SET PROBLEM: For each line that holds "grid", copy the line out.

= = = = = = =

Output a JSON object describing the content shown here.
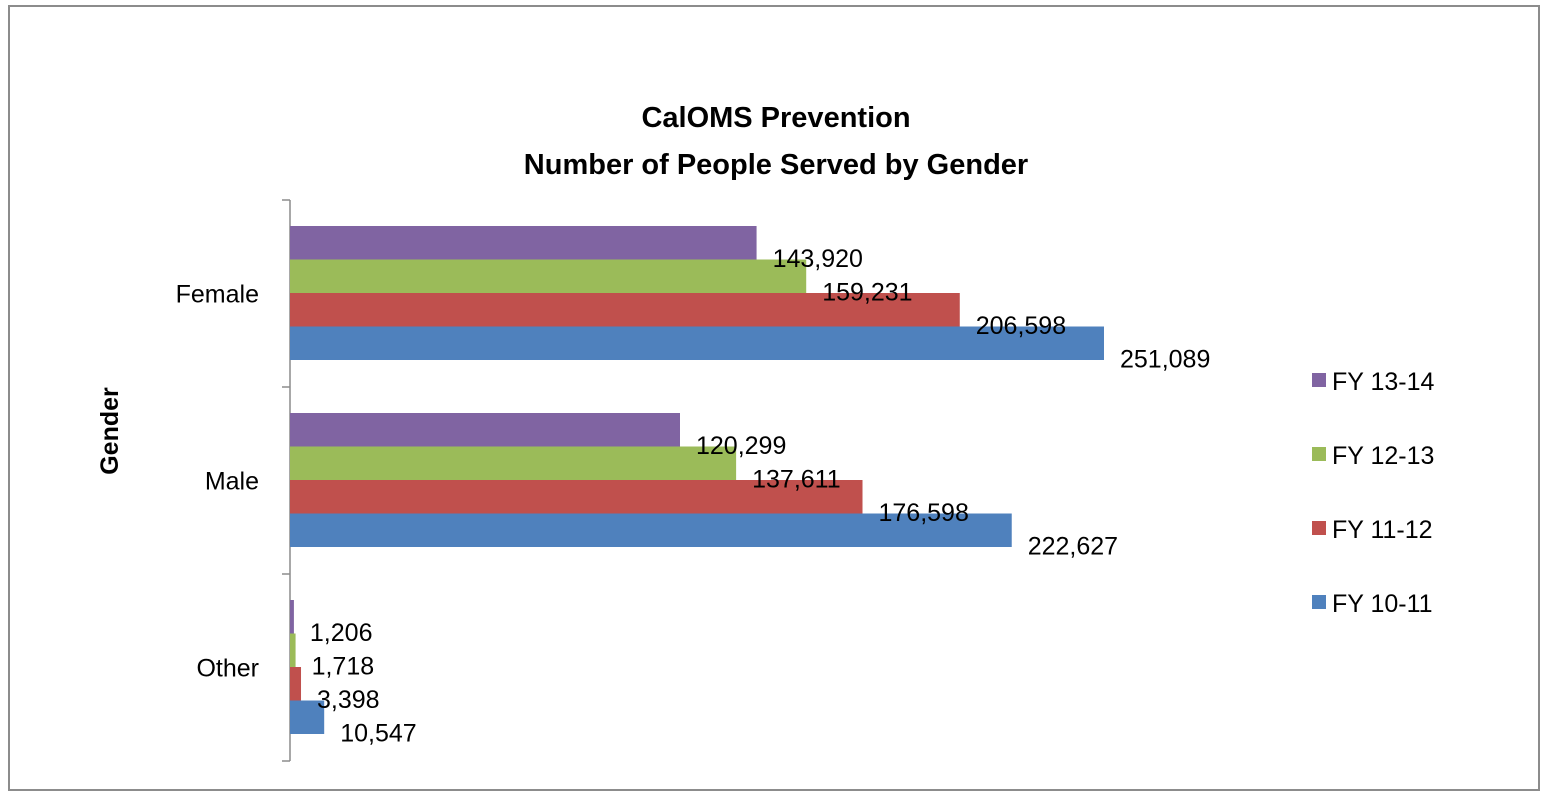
{
  "chart_data": {
    "type": "bar",
    "orientation": "horizontal",
    "title": [
      "CalOMS Prevention",
      "Number of People Served by Gender"
    ],
    "ylabel": "Gender",
    "xlabel": "",
    "categories": [
      "Female",
      "Male",
      "Other"
    ],
    "xlim": [
      0,
      251089
    ],
    "grid": false,
    "legend_position": "right",
    "series": [
      {
        "name": "FY 13-14",
        "color": "#8064A2",
        "values": [
          143920,
          120299,
          1206
        ],
        "labels": [
          "143,920",
          "120,299",
          "1,206"
        ]
      },
      {
        "name": "FY 12-13",
        "color": "#9BBB59",
        "values": [
          159231,
          137611,
          1718
        ],
        "labels": [
          "159,231",
          "137,611",
          "1,718"
        ]
      },
      {
        "name": "FY 11-12",
        "color": "#C0504D",
        "values": [
          206598,
          176598,
          3398
        ],
        "labels": [
          "206,598",
          "176,598",
          "3,398"
        ]
      },
      {
        "name": "FY 10-11",
        "color": "#4F81BD",
        "values": [
          251089,
          222627,
          10547
        ],
        "labels": [
          "251,089",
          "222,627",
          "10,547"
        ]
      }
    ]
  }
}
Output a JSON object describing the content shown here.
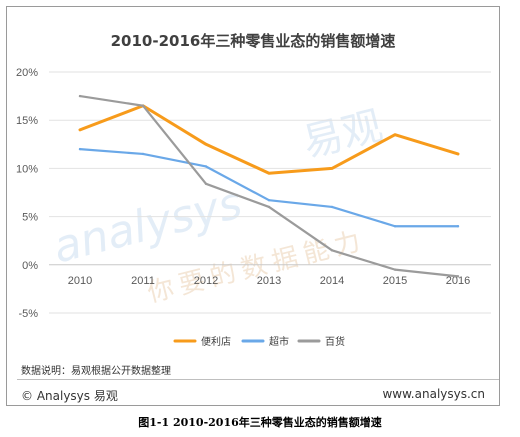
{
  "footer": {
    "note": "数据说明：易观根据公开数据整理",
    "copyright": "© Analysys 易观",
    "url": "www.analysys.cn"
  },
  "caption": "图1-1 2010-2016年三种零售业态的销售额增速",
  "watermark": {
    "brand_latin": "analysys",
    "brand_cn": "易观",
    "slogan": "你要的数据能力"
  },
  "chart_data": {
    "type": "line",
    "title": "2010-2016年三种零售业态的销售额增速",
    "xlabel": "",
    "ylabel": "",
    "categories": [
      "2010",
      "2011",
      "2012",
      "2013",
      "2014",
      "2015",
      "2016"
    ],
    "ylim": [
      -5,
      20
    ],
    "yticks": [
      -5,
      0,
      5,
      10,
      15,
      20
    ],
    "ytick_labels": [
      "-5%",
      "0%",
      "5%",
      "10%",
      "15%",
      "20%"
    ],
    "grid": "horizontal",
    "legend_position": "bottom",
    "series": [
      {
        "name": "便利店",
        "color": "#f79b1b",
        "values": [
          14.0,
          16.5,
          12.5,
          9.5,
          10.0,
          13.5,
          11.5
        ]
      },
      {
        "name": "超市",
        "color": "#6aa8e8",
        "values": [
          12.0,
          11.5,
          10.2,
          6.7,
          6.0,
          4.0,
          4.0
        ]
      },
      {
        "name": "百货",
        "color": "#9b9b9b",
        "values": [
          17.5,
          16.5,
          8.4,
          6.0,
          1.5,
          -0.5,
          -1.2
        ]
      }
    ]
  }
}
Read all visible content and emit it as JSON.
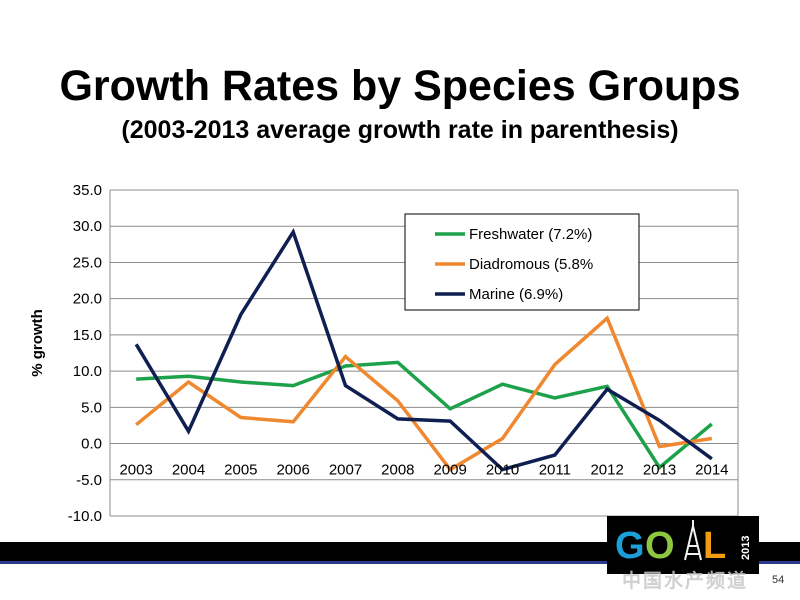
{
  "slide": {
    "title": "Growth Rates by Species Groups",
    "subtitle": "(2003-2013 average growth rate in parenthesis)",
    "page_number": "54",
    "watermark_text": "中国水产频道"
  },
  "logo": {
    "text": "GOAL",
    "year": "2013",
    "colors": {
      "G": "#1a9fd8",
      "O": "#8dc63f",
      "A": "#f39c12",
      "L": "#e0e0e0"
    }
  },
  "chart_data": {
    "type": "line",
    "title": "",
    "xlabel": "",
    "ylabel": "% growth",
    "categories": [
      "2003",
      "2004",
      "2005",
      "2006",
      "2007",
      "2008",
      "2009",
      "2010",
      "2011",
      "2012",
      "2013",
      "2014"
    ],
    "ylim": [
      -10.0,
      35.0
    ],
    "yticks": [
      "-10.0",
      "-5.0",
      "0.0",
      "5.0",
      "10.0",
      "15.0",
      "20.0",
      "25.0",
      "30.0",
      "35.0"
    ],
    "grid": true,
    "legend_position": "top-right",
    "series": [
      {
        "name": "Freshwater (7.2%)",
        "color": "#1ea14b",
        "values": [
          8.9,
          9.3,
          8.5,
          8.0,
          10.7,
          11.2,
          4.8,
          8.2,
          6.3,
          7.9,
          -3.3,
          2.7
        ]
      },
      {
        "name": "Diadromous (5.8%",
        "color": "#f0882f",
        "values": [
          2.6,
          8.5,
          3.6,
          3.0,
          12.0,
          5.9,
          -3.6,
          0.7,
          10.9,
          17.3,
          -0.4,
          0.7
        ]
      },
      {
        "name": "Marine (6.9%)",
        "color": "#0f1f52",
        "values": [
          13.7,
          1.7,
          17.8,
          29.2,
          8.0,
          3.4,
          3.1,
          -3.6,
          -1.6,
          7.5,
          3.2,
          -2.1
        ]
      }
    ]
  }
}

= = = = = = =

EXERCISE RESPONSE:
    "grid": false,
    "grid": "horizontal",
    "grid": true,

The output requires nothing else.